• [Listed entries]:
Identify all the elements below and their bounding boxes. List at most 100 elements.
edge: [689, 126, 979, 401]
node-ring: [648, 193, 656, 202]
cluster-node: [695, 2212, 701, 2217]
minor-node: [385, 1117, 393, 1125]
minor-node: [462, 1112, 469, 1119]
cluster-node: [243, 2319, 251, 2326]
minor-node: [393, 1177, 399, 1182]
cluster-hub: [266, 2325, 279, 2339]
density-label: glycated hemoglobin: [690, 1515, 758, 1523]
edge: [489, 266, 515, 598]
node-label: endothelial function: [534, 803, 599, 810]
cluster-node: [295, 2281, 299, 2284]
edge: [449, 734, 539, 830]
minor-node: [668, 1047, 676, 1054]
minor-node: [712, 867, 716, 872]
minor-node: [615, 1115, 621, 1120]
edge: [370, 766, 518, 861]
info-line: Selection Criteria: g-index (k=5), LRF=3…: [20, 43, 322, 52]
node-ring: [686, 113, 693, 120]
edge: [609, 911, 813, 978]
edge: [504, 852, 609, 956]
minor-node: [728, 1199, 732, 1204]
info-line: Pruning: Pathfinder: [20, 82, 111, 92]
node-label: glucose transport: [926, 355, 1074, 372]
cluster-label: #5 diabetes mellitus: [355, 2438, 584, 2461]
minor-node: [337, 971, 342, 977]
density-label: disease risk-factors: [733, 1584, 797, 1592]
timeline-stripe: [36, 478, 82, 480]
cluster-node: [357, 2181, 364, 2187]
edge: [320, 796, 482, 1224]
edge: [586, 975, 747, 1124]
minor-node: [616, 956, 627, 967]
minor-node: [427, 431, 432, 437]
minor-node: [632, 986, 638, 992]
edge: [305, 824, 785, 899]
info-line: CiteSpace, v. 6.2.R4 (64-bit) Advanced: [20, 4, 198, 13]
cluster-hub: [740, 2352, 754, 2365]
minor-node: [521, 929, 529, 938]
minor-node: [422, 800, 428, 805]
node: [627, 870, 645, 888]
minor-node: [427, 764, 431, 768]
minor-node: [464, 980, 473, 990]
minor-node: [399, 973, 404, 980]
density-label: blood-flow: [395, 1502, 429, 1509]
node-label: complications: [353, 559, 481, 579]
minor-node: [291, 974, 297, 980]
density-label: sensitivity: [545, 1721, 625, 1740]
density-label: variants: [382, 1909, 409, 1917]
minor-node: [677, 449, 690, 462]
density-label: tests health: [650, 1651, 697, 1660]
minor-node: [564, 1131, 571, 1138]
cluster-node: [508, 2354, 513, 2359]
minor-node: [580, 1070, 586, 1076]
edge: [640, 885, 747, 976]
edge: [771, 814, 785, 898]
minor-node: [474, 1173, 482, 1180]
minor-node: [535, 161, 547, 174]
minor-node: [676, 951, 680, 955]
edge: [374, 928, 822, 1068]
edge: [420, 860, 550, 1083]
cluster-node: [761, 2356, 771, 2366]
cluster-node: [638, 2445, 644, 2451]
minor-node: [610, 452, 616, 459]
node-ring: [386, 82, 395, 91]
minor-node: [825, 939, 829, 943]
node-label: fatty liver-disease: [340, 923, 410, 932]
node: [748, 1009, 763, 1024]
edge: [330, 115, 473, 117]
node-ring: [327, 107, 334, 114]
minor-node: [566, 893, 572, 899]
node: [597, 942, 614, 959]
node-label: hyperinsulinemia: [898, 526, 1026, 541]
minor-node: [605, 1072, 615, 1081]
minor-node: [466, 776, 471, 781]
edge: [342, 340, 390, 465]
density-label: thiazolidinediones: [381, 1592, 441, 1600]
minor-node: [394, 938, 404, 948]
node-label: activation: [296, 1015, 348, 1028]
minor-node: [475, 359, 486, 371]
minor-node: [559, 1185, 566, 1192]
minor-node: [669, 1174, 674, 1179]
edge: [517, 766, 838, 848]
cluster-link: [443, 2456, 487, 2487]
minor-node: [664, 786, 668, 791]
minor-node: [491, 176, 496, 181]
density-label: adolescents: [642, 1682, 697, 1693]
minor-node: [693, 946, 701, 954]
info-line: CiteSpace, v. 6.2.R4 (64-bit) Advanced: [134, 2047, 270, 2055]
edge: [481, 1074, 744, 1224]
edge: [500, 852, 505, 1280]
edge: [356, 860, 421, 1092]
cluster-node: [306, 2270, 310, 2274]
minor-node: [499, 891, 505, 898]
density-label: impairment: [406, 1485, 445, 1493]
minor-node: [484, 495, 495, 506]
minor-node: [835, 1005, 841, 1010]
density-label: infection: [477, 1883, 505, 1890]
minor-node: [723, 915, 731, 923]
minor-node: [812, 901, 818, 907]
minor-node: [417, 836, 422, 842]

• [Exercise requirements]: Gather every row above that contains the word "Advanced".

• [Result below]:
info-line: CiteSpace, v. 6.2.R4 (64-bit) Advanced: [20, 4, 198, 13]
info-line: CiteSpace, v. 6.2.R4 (64-bit) Advanced: [134, 2047, 270, 2055]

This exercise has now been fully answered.